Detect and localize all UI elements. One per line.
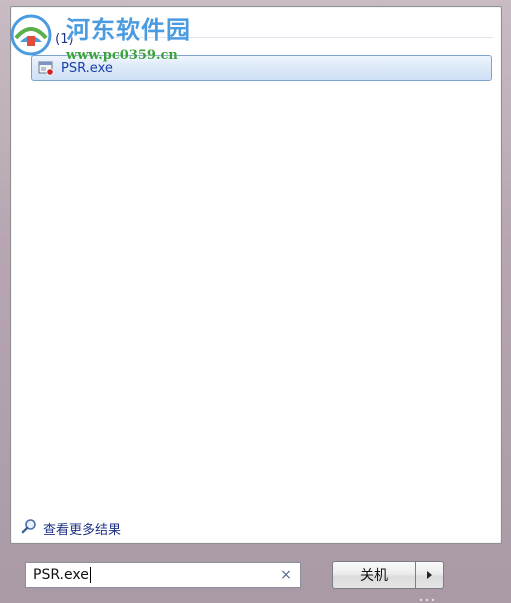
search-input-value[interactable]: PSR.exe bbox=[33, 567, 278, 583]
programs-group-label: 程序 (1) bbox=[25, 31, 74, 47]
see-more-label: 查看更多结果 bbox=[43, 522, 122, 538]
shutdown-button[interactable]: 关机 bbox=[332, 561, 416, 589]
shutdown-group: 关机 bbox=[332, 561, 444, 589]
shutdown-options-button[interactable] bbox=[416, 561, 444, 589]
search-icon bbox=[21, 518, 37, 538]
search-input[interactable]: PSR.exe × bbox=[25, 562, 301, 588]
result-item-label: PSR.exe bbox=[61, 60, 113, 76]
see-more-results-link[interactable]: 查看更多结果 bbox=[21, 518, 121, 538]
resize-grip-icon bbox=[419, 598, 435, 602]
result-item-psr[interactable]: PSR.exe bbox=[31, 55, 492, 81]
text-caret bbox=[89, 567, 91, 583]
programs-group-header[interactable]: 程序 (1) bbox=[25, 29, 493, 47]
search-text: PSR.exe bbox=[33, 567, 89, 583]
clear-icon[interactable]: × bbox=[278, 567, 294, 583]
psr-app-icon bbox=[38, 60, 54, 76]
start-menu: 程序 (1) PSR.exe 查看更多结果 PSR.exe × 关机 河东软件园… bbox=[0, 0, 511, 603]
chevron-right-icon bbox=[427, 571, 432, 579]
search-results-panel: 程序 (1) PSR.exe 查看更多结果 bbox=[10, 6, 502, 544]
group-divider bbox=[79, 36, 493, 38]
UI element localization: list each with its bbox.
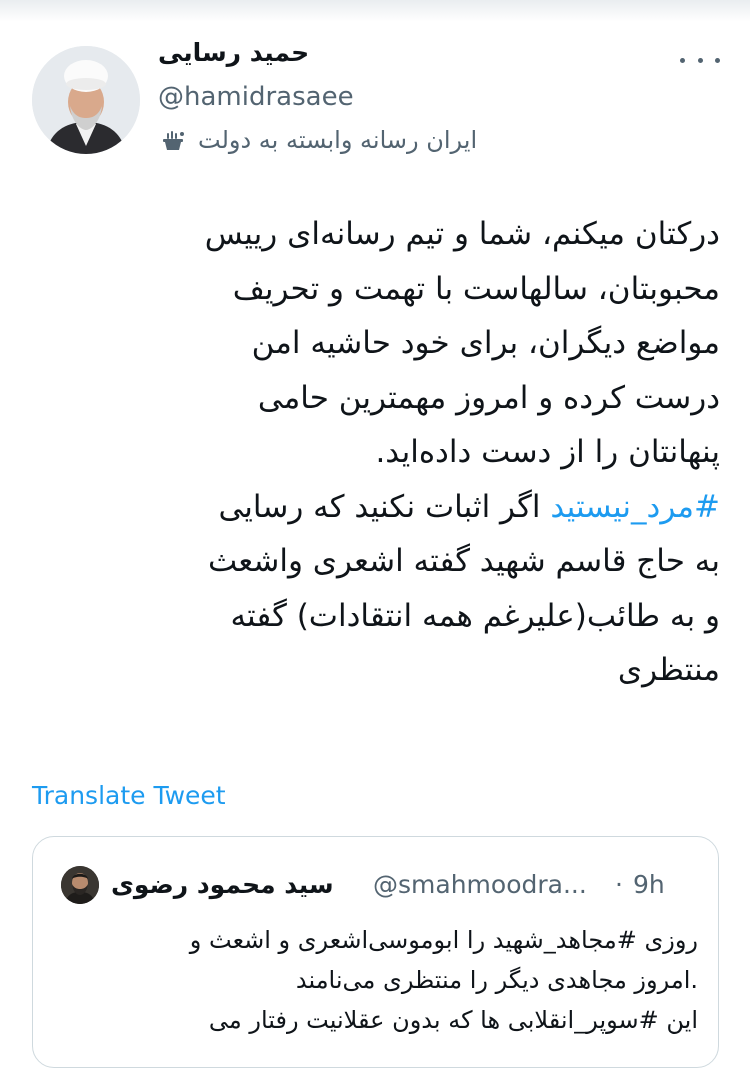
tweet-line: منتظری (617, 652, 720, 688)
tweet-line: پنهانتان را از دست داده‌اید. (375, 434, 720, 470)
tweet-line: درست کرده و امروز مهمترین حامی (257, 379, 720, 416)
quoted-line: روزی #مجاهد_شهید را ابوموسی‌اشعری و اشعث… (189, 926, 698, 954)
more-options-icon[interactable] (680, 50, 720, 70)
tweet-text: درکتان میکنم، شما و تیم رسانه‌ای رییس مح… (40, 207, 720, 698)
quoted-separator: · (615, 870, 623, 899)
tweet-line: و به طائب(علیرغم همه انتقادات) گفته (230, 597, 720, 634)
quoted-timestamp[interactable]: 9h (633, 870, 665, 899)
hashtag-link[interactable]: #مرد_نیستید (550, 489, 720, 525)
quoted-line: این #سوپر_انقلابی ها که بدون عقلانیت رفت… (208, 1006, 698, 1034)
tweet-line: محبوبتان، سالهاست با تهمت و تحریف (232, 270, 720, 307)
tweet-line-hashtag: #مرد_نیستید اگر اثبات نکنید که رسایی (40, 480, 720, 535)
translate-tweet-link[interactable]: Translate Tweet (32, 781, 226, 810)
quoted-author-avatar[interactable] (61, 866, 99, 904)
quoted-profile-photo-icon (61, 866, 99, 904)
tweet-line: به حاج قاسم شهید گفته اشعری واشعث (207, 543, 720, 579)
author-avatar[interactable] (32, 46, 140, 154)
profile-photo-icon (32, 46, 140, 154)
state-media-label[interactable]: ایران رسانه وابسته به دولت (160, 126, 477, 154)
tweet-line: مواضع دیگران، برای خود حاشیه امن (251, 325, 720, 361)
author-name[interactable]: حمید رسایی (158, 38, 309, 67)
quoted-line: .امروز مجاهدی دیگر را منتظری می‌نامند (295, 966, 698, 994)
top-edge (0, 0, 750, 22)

________________

- [Job]
Rewrite both items above with every "bbox" changed to "box" and everything else left as it is, leaving out the pictures.

- [Exercise solution]
Detect and localize all UI elements. One per line.
search-input-value[interactable]: PSR.exe box=[33, 567, 278, 583]
programs-group-label: 程序 (1) box=[25, 31, 74, 47]
see-more-label: 查看更多结果 box=[43, 522, 122, 538]
shutdown-button[interactable]: 关机 box=[332, 561, 416, 589]
shutdown-group: 关机 box=[332, 561, 444, 589]
shutdown-options-button[interactable] box=[416, 561, 444, 589]
search-icon box=[21, 518, 37, 538]
search-input[interactable]: PSR.exe × box=[25, 562, 301, 588]
result-item-label: PSR.exe box=[61, 60, 113, 76]
see-more-results-link[interactable]: 查看更多结果 box=[21, 518, 121, 538]
resize-grip-icon box=[419, 598, 435, 602]
result-item-psr[interactable]: PSR.exe box=[31, 55, 492, 81]
text-caret box=[89, 567, 91, 583]
programs-group-header[interactable]: 程序 (1) box=[25, 29, 493, 47]
search-text: PSR.exe box=[33, 567, 89, 583]
clear-icon[interactable]: × box=[278, 567, 294, 583]
psr-app-icon box=[38, 60, 54, 76]
start-menu: 程序 (1) PSR.exe 查看更多结果 PSR.exe × 关机 河东软件园… box=[0, 0, 511, 603]
chevron-right-icon box=[427, 571, 432, 579]
search-results-panel: 程序 (1) PSR.exe 查看更多结果 box=[10, 6, 502, 544]
group-divider box=[79, 36, 493, 38]
UI element localization: list each with its box.
tweet-line: منتظری (617, 652, 720, 688)
tweet-line: پنهانتان را از دست داده‌اید. (375, 434, 720, 470)
tweet-line: درست کرده و امروز مهمترین حامی (257, 379, 720, 416)
quoted-line: روزی #مجاهد_شهید را ابوموسی‌اشعری و اشعث… (189, 926, 698, 954)
more-options-icon[interactable] (680, 50, 720, 70)
tweet-text: درکتان میکنم، شما و تیم رسانه‌ای رییس مح… (40, 207, 720, 698)
quoted-separator: · (615, 870, 623, 899)
tweet-line: و به طائب(علیرغم همه انتقادات) گفته (230, 597, 720, 634)
quoted-timestamp[interactable]: 9h (633, 870, 665, 899)
hashtag-link[interactable]: #مرد_نیستید (550, 489, 720, 525)
quoted-line: این #سوپر_انقلابی ها که بدون عقلانیت رفت… (208, 1006, 698, 1034)
tweet-line: محبوبتان، سالهاست با تهمت و تحریف (232, 270, 720, 307)
tweet-line-hashtag: #مرد_نیستید اگر اثبات نکنید که رسایی (40, 480, 720, 535)
translate-tweet-link[interactable]: Translate Tweet (32, 781, 226, 810)
quoted-author-avatar[interactable] (61, 866, 99, 904)
quoted-profile-photo-icon (61, 866, 99, 904)
tweet-line: به حاج قاسم شهید گفته اشعری واشعث (207, 543, 720, 579)
author-avatar[interactable] (32, 46, 140, 154)
profile-photo-icon (32, 46, 140, 154)
state-media-label[interactable]: ایران رسانه وابسته به دولت (160, 126, 477, 154)
tweet-line: مواضع دیگران، برای خود حاشیه امن (251, 325, 720, 361)
author-name[interactable]: حمید رسایی (158, 38, 309, 67)
quoted-line: .امروز مجاهدی دیگر را منتظری می‌نامند (295, 966, 698, 994)
top-edge (0, 0, 750, 22)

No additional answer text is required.